[Start of DATA FOR THIS EXERCISE]
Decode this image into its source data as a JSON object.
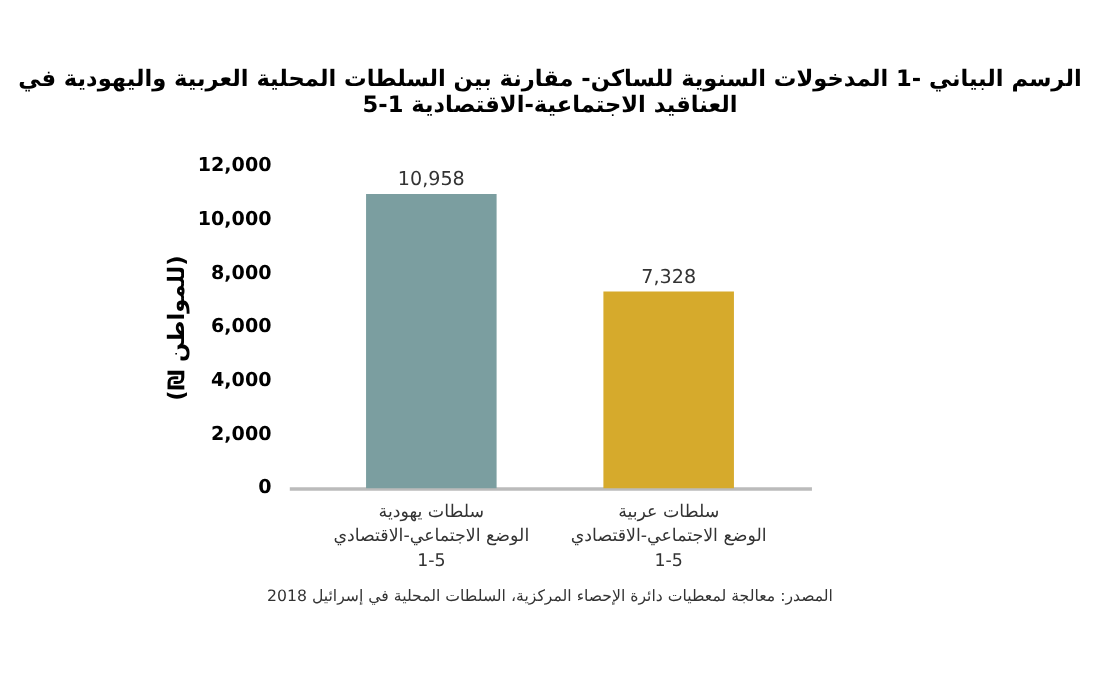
{
  "chart_data": {
    "type": "bar",
    "title": "الرسم البياني -1 المدخولات السنوية للساكن- مقارنة بين السلطات المحلية العربية واليهودية في\nالعناقيد الاجتماعية-الاقتصادية 1-5",
    "ylabel": "(₪ للمواطن)",
    "categories": [
      "سلطات يهودية\nالوضع الاجتماعي-الاقتصادي\n1-5",
      "سلطات عربية\nالوضع الاجتماعي-الاقتصادي\n1-5"
    ],
    "values": [
      10958,
      7328
    ],
    "value_labels": [
      "10,958",
      "7,328"
    ],
    "data_labels": true,
    "colors": [
      "#7b9ea0",
      "#d6aa2c"
    ],
    "ylim": [
      0,
      12000
    ],
    "yticks": [
      0,
      {
        "value": 2000,
        "label": "2,000"
      },
      {
        "value": 4000,
        "label": "4,000"
      },
      {
        "value": 6000,
        "label": "6,000"
      },
      {
        "value": 8000,
        "label": "8,000"
      },
      {
        "value": 10000,
        "label": "10,000"
      },
      {
        "value": 12000,
        "label": "12,000"
      }
    ],
    "grid": false,
    "legend": false,
    "annotations": [
      "المصدر: معالجة لمعطيات دائرة الإحصاء المركزية، السلطات المحلية في إسرائيل 2018"
    ]
  }
}
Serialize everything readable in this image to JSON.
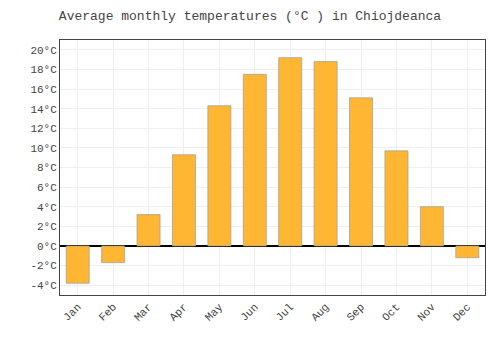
{
  "chart_data": {
    "type": "bar",
    "title": "Average monthly temperatures (°C ) in Chiojdeanca",
    "categories": [
      "Jan",
      "Feb",
      "Mar",
      "Apr",
      "May",
      "Jun",
      "Jul",
      "Aug",
      "Sep",
      "Oct",
      "Nov",
      "Dec"
    ],
    "values": [
      -3.8,
      -1.7,
      3.2,
      9.3,
      14.3,
      17.5,
      19.2,
      18.8,
      15.1,
      9.7,
      4.0,
      -1.2
    ],
    "color": "#FFB733",
    "ylim": [
      -5,
      21
    ],
    "yticks": [
      {
        "value": -4,
        "label": "-4°C"
      },
      {
        "value": -2,
        "label": "-2°C"
      },
      {
        "value": 0,
        "label": "0°C"
      },
      {
        "value": 2,
        "label": "2°C"
      },
      {
        "value": 4,
        "label": "4°C"
      },
      {
        "value": 6,
        "label": "6°C"
      },
      {
        "value": 8,
        "label": "8°C"
      },
      {
        "value": 10,
        "label": "10°C"
      },
      {
        "value": 12,
        "label": "12°C"
      },
      {
        "value": 14,
        "label": "14°C"
      },
      {
        "value": 16,
        "label": "16°C"
      },
      {
        "value": 18,
        "label": "18°C"
      },
      {
        "value": 20,
        "label": "20°C"
      }
    ],
    "grid": true
  }
}
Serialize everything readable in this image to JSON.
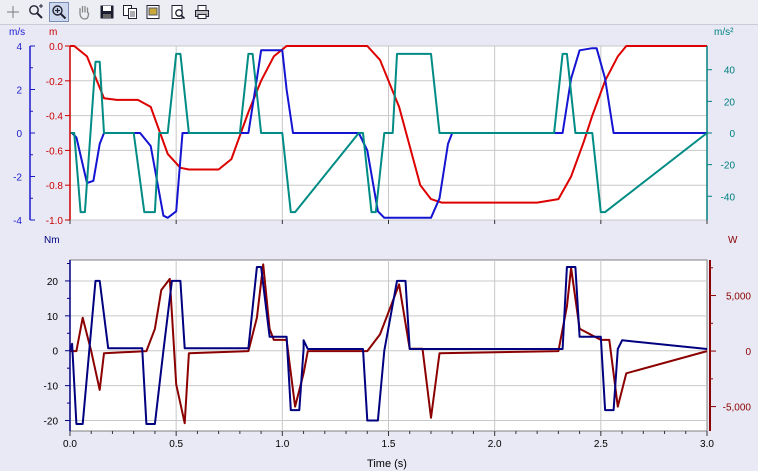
[End of DATA FOR THIS EXERCISE]
WHAT YOU NEED TO DO: Give all the entries again exactly, dropping each picture.

TASK SOLUTION:
Decode this image into its source data as a JSON object.
{
  "chart_data": {
    "type": "bar",
    "title": "الرسم البياني -1 المدخولات السنوية للساكن- مقارنة بين السلطات المحلية العربية واليهودية في\nالعناقيد الاجتماعية-الاقتصادية 1-5",
    "ylabel": "(₪ للمواطن)",
    "categories": [
      "سلطات يهودية\nالوضع الاجتماعي-الاقتصادي\n1-5",
      "سلطات عربية\nالوضع الاجتماعي-الاقتصادي\n1-5"
    ],
    "values": [
      10958,
      7328
    ],
    "value_labels": [
      "10,958",
      "7,328"
    ],
    "data_labels": true,
    "colors": [
      "#7b9ea0",
      "#d6aa2c"
    ],
    "ylim": [
      0,
      12000
    ],
    "yticks": [
      0,
      {
        "value": 2000,
        "label": "2,000"
      },
      {
        "value": 4000,
        "label": "4,000"
      },
      {
        "value": 6000,
        "label": "6,000"
      },
      {
        "value": 8000,
        "label": "8,000"
      },
      {
        "value": 10000,
        "label": "10,000"
      },
      {
        "value": 12000,
        "label": "12,000"
      }
    ],
    "grid": false,
    "legend": false,
    "annotations": [
      "المصدر: معالجة لمعطيات دائرة الإحصاء المركزية، السلطات المحلية في إسرائيل 2018"
    ]
  }
}
Serialize everything readable in this image to JSON.
{
  "chart_data": {
    "type": "bar",
    "title": "Average monthly temperatures (°C ) in Chiojdeanca",
    "categories": [
      "Jan",
      "Feb",
      "Mar",
      "Apr",
      "May",
      "Jun",
      "Jul",
      "Aug",
      "Sep",
      "Oct",
      "Nov",
      "Dec"
    ],
    "values": [
      -3.8,
      -1.7,
      3.2,
      9.3,
      14.3,
      17.5,
      19.2,
      18.8,
      15.1,
      9.7,
      4.0,
      -1.2
    ],
    "color": "#FFB733",
    "ylim": [
      -5,
      21
    ],
    "yticks": [
      {
        "value": -4,
        "label": "-4°C"
      },
      {
        "value": -2,
        "label": "-2°C"
      },
      {
        "value": 0,
        "label": "0°C"
      },
      {
        "value": 2,
        "label": "2°C"
      },
      {
        "value": 4,
        "label": "4°C"
      },
      {
        "value": 6,
        "label": "6°C"
      },
      {
        "value": 8,
        "label": "8°C"
      },
      {
        "value": 10,
        "label": "10°C"
      },
      {
        "value": 12,
        "label": "12°C"
      },
      {
        "value": 14,
        "label": "14°C"
      },
      {
        "value": 16,
        "label": "16°C"
      },
      {
        "value": 18,
        "label": "18°C"
      },
      {
        "value": 20,
        "label": "20°C"
      }
    ],
    "grid": true
  }
}
Serialize everything readable in this image to JSON.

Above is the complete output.